TASK REQUIREMENTS | Write out all of the lines below, exactly and completely.

Figure content listings
■ ■ ■ ■

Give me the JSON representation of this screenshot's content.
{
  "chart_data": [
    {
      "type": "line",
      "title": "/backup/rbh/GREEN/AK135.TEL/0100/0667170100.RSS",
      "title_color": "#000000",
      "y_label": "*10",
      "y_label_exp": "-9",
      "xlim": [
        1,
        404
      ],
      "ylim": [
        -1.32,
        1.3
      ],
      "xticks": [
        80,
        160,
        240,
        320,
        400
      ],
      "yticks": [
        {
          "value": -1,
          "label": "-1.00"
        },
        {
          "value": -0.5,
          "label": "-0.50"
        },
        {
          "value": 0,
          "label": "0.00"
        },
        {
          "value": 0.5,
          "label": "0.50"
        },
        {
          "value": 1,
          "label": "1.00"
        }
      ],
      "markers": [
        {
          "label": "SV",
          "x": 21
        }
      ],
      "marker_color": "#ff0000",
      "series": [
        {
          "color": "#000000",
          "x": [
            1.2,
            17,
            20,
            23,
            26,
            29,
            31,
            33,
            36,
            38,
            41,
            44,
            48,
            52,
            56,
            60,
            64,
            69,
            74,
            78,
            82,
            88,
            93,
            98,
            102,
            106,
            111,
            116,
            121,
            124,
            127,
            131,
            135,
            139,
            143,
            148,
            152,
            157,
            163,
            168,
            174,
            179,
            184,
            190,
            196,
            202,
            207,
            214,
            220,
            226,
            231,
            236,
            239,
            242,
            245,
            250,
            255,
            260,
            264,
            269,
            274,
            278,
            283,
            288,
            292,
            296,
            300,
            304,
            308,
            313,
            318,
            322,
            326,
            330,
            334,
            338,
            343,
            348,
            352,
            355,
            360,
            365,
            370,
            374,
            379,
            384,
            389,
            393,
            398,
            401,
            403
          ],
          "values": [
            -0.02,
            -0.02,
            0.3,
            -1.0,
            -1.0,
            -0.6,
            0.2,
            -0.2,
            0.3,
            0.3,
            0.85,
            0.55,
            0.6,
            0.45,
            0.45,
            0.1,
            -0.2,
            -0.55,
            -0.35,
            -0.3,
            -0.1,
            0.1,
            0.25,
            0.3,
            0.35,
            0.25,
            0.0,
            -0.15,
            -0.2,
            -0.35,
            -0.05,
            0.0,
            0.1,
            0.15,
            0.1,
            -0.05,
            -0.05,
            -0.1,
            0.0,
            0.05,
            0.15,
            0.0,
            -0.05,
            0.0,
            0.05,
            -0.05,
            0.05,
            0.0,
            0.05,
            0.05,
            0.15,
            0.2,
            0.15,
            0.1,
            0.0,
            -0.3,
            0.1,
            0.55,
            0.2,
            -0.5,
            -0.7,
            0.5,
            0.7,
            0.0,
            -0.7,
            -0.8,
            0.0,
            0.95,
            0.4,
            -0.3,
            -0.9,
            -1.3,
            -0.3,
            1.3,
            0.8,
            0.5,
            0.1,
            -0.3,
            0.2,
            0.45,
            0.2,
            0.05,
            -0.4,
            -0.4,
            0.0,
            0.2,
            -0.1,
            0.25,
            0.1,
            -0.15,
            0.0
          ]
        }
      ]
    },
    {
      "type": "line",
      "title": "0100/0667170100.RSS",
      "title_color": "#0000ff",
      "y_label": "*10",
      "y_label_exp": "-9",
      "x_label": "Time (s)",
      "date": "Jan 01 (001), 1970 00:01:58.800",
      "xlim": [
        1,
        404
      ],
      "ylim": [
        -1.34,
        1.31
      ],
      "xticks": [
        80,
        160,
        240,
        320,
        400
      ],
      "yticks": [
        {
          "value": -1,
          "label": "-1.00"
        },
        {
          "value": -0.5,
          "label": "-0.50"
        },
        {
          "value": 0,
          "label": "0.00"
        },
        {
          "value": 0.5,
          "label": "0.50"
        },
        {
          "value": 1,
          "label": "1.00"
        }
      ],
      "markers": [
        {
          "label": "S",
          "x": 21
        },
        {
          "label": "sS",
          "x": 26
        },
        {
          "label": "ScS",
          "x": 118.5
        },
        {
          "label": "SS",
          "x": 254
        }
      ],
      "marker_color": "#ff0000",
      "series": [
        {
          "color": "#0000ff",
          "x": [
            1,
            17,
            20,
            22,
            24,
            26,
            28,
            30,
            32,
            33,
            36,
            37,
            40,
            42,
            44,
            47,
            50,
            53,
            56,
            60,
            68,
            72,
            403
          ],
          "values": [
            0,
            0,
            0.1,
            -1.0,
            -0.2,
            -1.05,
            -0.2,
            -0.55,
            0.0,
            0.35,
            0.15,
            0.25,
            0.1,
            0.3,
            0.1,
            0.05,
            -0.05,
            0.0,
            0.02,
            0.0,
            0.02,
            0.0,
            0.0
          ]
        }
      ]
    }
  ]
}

■ ■ ■ ■

OUTPUT |
Give me the JSON representation of this screenshot's content.
{
  "chart_data": [
    {
      "type": "line",
      "title": "/backup/rbh/GREEN/AK135.TEL/0100/0667170100.RSS",
      "title_color": "#000000",
      "y_label": "*10",
      "y_label_exp": "-9",
      "xlim": [
        1,
        404
      ],
      "ylim": [
        -1.32,
        1.3
      ],
      "xticks": [
        80,
        160,
        240,
        320,
        400
      ],
      "yticks": [
        {
          "value": -1,
          "label": "-1.00"
        },
        {
          "value": -0.5,
          "label": "-0.50"
        },
        {
          "value": 0,
          "label": "0.00"
        },
        {
          "value": 0.5,
          "label": "0.50"
        },
        {
          "value": 1,
          "label": "1.00"
        }
      ],
      "markers": [
        {
          "label": "SV",
          "x": 21
        }
      ],
      "marker_color": "#ff0000",
      "series": [
        {
          "color": "#000000",
          "x": [
            1.2,
            17,
            20,
            23,
            26,
            29,
            31,
            33,
            36,
            38,
            41,
            44,
            48,
            52,
            56,
            60,
            64,
            69,
            74,
            78,
            82,
            88,
            93,
            98,
            102,
            106,
            111,
            116,
            121,
            124,
            127,
            131,
            135,
            139,
            143,
            148,
            152,
            157,
            163,
            168,
            174,
            179,
            184,
            190,
            196,
            202,
            207,
            214,
            220,
            226,
            231,
            236,
            239,
            242,
            245,
            250,
            255,
            260,
            264,
            269,
            274,
            278,
            283,
            288,
            292,
            296,
            300,
            304,
            308,
            313,
            318,
            322,
            326,
            330,
            334,
            338,
            343,
            348,
            352,
            355,
            360,
            365,
            370,
            374,
            379,
            384,
            389,
            393,
            398,
            401,
            403
          ],
          "values": [
            -0.02,
            -0.02,
            0.3,
            -1.0,
            -1.0,
            -0.6,
            0.2,
            -0.2,
            0.3,
            0.3,
            0.85,
            0.55,
            0.6,
            0.45,
            0.45,
            0.1,
            -0.2,
            -0.55,
            -0.35,
            -0.3,
            -0.1,
            0.1,
            0.25,
            0.3,
            0.35,
            0.25,
            0.0,
            -0.15,
            -0.2,
            -0.35,
            -0.05,
            0.0,
            0.1,
            0.15,
            0.1,
            -0.05,
            -0.05,
            -0.1,
            0.0,
            0.05,
            0.15,
            0.0,
            -0.05,
            0.0,
            0.05,
            -0.05,
            0.05,
            0.0,
            0.05,
            0.05,
            0.15,
            0.2,
            0.15,
            0.1,
            0.0,
            -0.3,
            0.1,
            0.55,
            0.2,
            -0.5,
            -0.7,
            0.5,
            0.7,
            0.0,
            -0.7,
            -0.8,
            0.0,
            0.95,
            0.4,
            -0.3,
            -0.9,
            -1.3,
            -0.3,
            1.3,
            0.8,
            0.5,
            0.1,
            -0.3,
            0.2,
            0.45,
            0.2,
            0.05,
            -0.4,
            -0.4,
            0.0,
            0.2,
            -0.1,
            0.25,
            0.1,
            -0.15,
            0.0
          ]
        }
      ]
    },
    {
      "type": "line",
      "title": "0100/0667170100.RSS",
      "title_color": "#0000ff",
      "y_label": "*10",
      "y_label_exp": "-9",
      "x_label": "Time (s)",
      "date": "Jan 01 (001), 1970 00:01:58.800",
      "xlim": [
        1,
        404
      ],
      "ylim": [
        -1.34,
        1.31
      ],
      "xticks": [
        80,
        160,
        240,
        320,
        400
      ],
      "yticks": [
        {
          "value": -1,
          "label": "-1.00"
        },
        {
          "value": -0.5,
          "label": "-0.50"
        },
        {
          "value": 0,
          "label": "0.00"
        },
        {
          "value": 0.5,
          "label": "0.50"
        },
        {
          "value": 1,
          "label": "1.00"
        }
      ],
      "markers": [
        {
          "label": "S",
          "x": 21
        },
        {
          "label": "sS",
          "x": 26
        },
        {
          "label": "ScS",
          "x": 118.5
        },
        {
          "label": "SS",
          "x": 254
        }
      ],
      "marker_color": "#ff0000",
      "series": [
        {
          "color": "#0000ff",
          "x": [
            1,
            17,
            20,
            22,
            24,
            26,
            28,
            30,
            32,
            33,
            36,
            37,
            40,
            42,
            44,
            47,
            50,
            53,
            56,
            60,
            68,
            72,
            403
          ],
          "values": [
            0,
            0,
            0.1,
            -1.0,
            -0.2,
            -1.05,
            -0.2,
            -0.55,
            0.0,
            0.35,
            0.15,
            0.25,
            0.1,
            0.3,
            0.1,
            0.05,
            -0.05,
            0.0,
            0.02,
            0.0,
            0.02,
            0.0,
            0.0
          ]
        }
      ]
    }
  ]
}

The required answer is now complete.